- **ENTRIES PROVIDED**:
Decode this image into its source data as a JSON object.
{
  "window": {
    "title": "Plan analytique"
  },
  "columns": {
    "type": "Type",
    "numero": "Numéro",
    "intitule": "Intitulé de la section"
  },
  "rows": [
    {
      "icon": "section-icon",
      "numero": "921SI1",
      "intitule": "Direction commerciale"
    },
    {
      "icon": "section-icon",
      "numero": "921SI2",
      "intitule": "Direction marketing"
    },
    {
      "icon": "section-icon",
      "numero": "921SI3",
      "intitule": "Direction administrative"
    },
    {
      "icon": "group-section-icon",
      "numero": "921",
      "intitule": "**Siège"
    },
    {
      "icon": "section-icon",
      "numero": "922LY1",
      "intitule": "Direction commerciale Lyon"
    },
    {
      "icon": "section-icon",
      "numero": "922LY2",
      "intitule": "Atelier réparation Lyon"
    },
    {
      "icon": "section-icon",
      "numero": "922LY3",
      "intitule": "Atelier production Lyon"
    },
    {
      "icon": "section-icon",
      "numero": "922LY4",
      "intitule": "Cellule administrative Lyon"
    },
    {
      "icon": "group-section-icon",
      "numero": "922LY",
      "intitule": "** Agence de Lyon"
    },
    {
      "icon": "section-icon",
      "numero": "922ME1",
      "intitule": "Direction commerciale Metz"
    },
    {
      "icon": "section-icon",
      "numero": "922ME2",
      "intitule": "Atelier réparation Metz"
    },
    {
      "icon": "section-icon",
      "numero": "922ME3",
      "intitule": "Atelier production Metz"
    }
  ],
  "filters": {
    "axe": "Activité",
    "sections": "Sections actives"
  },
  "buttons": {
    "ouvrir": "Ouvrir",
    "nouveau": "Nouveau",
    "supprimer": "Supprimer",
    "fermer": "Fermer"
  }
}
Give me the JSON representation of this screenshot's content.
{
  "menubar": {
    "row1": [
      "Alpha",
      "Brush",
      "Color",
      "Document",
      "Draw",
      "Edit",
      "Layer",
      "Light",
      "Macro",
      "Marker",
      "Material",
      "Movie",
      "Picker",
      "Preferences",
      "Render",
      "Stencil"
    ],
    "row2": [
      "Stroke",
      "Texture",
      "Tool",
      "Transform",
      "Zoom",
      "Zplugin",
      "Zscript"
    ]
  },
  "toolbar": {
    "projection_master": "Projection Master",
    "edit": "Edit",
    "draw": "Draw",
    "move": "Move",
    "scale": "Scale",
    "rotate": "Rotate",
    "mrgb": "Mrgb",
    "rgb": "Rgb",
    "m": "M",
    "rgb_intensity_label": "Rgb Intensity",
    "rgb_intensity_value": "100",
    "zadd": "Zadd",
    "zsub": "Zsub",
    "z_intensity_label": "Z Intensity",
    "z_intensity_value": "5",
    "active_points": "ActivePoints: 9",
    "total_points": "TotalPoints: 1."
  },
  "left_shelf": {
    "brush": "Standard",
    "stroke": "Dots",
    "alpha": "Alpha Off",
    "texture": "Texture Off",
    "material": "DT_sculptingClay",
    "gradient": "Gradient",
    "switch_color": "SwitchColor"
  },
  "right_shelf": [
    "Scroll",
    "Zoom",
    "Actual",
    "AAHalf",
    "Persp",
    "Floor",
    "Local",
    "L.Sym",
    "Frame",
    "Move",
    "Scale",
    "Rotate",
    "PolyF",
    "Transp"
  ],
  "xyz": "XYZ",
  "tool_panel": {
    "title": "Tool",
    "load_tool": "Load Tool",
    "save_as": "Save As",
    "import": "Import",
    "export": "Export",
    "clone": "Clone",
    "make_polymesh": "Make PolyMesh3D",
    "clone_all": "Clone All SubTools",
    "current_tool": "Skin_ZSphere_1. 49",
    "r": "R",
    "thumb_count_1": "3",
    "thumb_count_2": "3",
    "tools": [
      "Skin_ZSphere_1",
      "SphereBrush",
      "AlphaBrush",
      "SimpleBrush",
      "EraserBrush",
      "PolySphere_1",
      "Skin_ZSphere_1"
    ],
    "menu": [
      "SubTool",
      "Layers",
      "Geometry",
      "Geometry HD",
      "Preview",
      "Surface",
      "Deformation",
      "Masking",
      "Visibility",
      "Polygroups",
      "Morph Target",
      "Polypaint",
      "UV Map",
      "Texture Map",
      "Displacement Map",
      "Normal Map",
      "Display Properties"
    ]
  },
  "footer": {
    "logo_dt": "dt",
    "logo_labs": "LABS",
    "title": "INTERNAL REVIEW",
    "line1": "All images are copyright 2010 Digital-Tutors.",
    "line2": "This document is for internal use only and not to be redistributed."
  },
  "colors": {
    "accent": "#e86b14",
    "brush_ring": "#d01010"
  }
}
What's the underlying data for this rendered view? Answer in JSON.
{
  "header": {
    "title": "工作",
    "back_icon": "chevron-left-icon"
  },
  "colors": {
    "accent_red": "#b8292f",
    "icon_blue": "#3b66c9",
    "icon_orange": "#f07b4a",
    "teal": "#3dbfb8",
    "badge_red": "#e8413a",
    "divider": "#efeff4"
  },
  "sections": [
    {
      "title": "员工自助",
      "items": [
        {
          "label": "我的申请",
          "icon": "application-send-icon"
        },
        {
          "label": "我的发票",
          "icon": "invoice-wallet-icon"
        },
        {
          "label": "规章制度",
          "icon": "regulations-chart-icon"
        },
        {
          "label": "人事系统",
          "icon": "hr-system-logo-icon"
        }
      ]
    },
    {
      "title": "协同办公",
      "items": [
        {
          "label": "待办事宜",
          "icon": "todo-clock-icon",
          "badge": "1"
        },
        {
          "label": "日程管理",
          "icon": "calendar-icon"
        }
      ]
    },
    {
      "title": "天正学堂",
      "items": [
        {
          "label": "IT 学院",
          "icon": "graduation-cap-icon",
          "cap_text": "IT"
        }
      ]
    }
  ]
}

- **WORK REQUIRED**:
Find each line holding the word "administrative" and copy it.

- **RESULT**:
      "intitule": "Direction administrative"
      "intitule": "Cellule administrative Lyon"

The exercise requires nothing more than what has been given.